> Work to complete: Take from the listing each line that has the string "政策的落实".
[Begin Entries shown]
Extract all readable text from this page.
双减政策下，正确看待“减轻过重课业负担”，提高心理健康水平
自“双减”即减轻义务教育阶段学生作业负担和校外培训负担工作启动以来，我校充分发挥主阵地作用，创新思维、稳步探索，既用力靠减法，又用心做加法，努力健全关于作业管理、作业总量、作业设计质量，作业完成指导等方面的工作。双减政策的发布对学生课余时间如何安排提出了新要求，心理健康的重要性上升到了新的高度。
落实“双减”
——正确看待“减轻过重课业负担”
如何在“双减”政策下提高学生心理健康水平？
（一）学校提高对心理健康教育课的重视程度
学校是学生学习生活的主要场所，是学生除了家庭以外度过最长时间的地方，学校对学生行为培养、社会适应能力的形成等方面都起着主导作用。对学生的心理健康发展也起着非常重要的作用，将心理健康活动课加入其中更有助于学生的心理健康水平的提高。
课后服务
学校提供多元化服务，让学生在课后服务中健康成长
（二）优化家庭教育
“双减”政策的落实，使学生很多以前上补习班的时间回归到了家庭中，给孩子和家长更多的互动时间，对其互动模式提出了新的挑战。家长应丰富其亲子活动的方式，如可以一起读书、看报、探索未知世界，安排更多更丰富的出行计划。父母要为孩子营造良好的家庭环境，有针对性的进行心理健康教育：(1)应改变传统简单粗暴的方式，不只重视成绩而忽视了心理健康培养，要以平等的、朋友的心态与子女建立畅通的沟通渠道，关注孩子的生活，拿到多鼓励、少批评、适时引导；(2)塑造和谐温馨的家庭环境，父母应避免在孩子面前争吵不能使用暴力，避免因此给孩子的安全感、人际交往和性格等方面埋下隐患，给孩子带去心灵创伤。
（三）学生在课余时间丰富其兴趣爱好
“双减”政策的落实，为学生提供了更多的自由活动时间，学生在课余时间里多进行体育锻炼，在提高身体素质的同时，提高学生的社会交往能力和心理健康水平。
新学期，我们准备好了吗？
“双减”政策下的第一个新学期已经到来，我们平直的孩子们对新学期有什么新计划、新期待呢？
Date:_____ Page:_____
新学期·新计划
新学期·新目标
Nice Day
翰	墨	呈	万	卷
[End Entries shown]
> Answer to the problem:
“双减”政策的落实，使学生很多以前上补习班的时间回归到了家庭中，给孩子和家长更多的互动时间，对其互动模式提出了新的挑战。家长应丰富其亲子活动的方式，如可以一起读书、看报、探索未知世界，安排更多更丰富的出行计划。父母要为孩子营造良好的家庭环境，有针对性的进行心理健康教育：(1)应改变传统简单粗暴的方式，不只重视成绩而忽视了心理健康培养，要以平等的、朋友的心态与子女建立畅通的沟通渠道，关注孩子的生活，拿到多鼓励、少批评、适时引导；(2)塑造和谐温馨的家庭环境，父母应避免在孩子面前争吵不能使用暴力，避免因此给孩子的安全感、人际交往和性格等方面埋下隐患，给孩子带去心灵创伤。
“双减”政策的落实，为学生提供了更多的自由活动时间，学生在课余时间里多进行体育锻炼，在提高身体素质的同时，提高学生的社会交往能力和心理健康水平。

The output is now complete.